_What is needed:_ Print the entries verbatim, leaving out the images they contain.

_Records to process:_
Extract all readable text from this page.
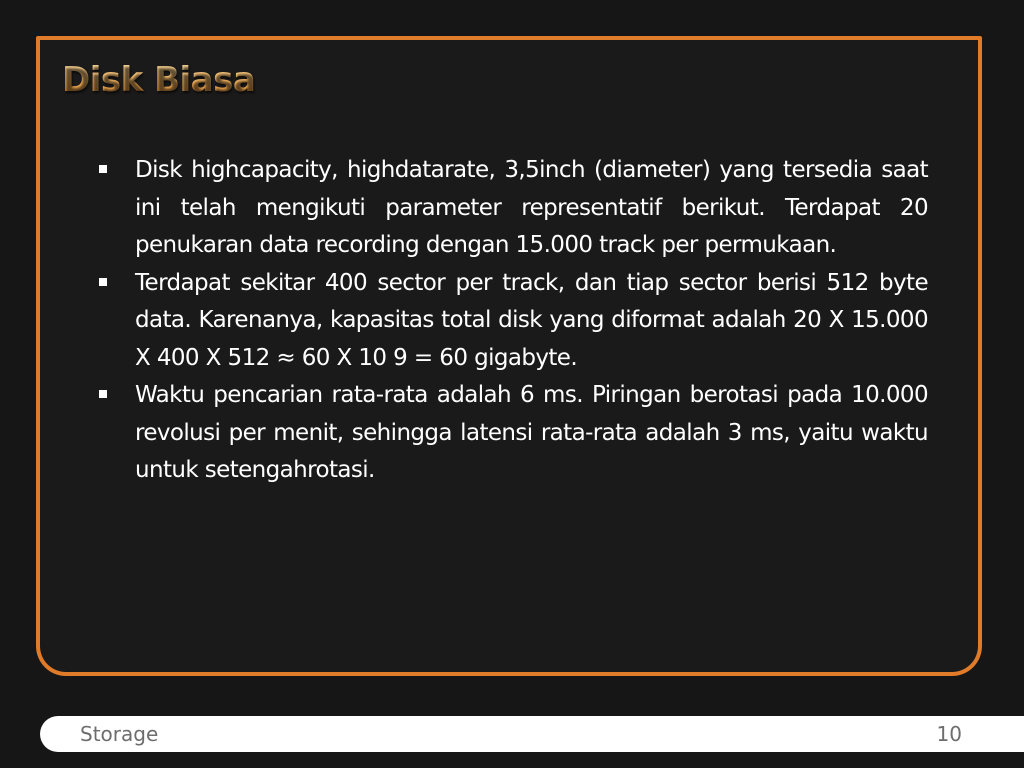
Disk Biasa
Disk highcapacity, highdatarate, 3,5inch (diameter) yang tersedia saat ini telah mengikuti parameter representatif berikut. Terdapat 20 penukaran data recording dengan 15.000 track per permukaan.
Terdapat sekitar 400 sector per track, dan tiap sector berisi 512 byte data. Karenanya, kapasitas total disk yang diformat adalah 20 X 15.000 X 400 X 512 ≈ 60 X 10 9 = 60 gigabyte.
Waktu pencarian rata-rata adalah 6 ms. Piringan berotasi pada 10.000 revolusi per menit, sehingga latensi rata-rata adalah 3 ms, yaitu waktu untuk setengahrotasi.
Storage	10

_Solution:_
Extract all readable text from this page.
Disk Biasa
Disk highcapacity, highdatarate, 3,5inch (diameter) yang tersedia saat ini telah mengikuti parameter representatif berikut. Terdapat 20 penukaran data recording dengan 15.000 track per permukaan.
Terdapat sekitar 400 sector per track, dan tiap sector berisi 512 byte data. Karenanya, kapasitas total disk yang diformat adalah 20 X 15.000 X 400 X 512 ≈ 60 X 10 9 = 60 gigabyte.
Waktu pencarian rata-rata adalah 6 ms. Piringan berotasi pada 10.000 revolusi per menit, sehingga latensi rata-rata adalah 3 ms, yaitu waktu untuk setengahrotasi.
Storage	10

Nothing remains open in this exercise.